Investimento de 30 milhões de euros num novo centro de pesquisa e desenvolvimento em Nova Jérsia criou 60 novos empregos nos últimos dois anos, totalizando 120 colaboradores na unidade norte-americana. No nosso país, a farmacêutica multinacional portuguesa Hovione emprega 1.100 colaboradores.

 

Com as novas instalações, a multinacional acrescentou 2.600 metros quadrados a uma área original de 2,200 mil metros quadrados, duplicando a área de fábrica e de laboratório.

 

“Expandem a gama e a escala da oferta de serviços da Hovione no mercado dos EUA e incluem tecnologias de ponta na engenharia de partículas e em sistemas de produção em continuo”, anunciou a empresa.

=== Dados fornecidos ===
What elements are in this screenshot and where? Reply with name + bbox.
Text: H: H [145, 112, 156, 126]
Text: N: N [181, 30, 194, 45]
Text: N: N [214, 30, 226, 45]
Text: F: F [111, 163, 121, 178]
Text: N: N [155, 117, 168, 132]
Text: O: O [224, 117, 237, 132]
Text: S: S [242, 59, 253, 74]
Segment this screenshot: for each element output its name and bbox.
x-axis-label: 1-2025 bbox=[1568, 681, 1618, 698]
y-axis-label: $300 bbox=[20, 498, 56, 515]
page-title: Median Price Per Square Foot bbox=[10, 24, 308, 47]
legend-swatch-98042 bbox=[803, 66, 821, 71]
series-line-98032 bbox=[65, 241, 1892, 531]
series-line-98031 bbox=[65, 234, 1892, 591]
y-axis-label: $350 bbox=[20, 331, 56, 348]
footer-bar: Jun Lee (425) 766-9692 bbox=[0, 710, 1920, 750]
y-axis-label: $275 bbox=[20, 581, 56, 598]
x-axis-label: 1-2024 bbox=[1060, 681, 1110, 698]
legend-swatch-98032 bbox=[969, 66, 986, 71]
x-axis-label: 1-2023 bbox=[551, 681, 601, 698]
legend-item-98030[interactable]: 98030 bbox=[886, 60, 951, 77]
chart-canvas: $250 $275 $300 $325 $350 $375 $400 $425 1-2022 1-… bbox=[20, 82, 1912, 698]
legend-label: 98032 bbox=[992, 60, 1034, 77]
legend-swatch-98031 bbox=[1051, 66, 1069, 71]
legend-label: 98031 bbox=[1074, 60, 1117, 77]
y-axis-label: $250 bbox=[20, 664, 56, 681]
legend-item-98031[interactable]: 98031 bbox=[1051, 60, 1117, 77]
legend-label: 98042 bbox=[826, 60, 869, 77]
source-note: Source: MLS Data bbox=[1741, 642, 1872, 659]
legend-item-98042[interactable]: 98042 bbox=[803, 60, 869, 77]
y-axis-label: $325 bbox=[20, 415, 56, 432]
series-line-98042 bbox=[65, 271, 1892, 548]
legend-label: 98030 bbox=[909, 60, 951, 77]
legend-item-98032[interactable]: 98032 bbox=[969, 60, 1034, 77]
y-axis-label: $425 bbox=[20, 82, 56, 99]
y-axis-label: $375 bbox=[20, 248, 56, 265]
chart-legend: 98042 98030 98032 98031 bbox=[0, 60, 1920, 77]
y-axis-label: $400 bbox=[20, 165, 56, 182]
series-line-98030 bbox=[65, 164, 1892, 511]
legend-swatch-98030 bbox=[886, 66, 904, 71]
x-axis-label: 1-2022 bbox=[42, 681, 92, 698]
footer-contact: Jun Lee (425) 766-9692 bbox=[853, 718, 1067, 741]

=== Problema ===
Com base no texto sobre a Hovione, responda:
(a) Quanto foi investido no novo centro de pesquisa e desenvolvimento em Nova Jérsia?
(b) Quantos colaboradores a Hovione emprega em Portugal?
(c) Quantos metros quadrados as novas instalações acrescentaram?

=== Solução do exercício ===
(a) 30 milhões de euros.
(b) 1.100 colaboradores.
(c) 2.600 metros quadrados.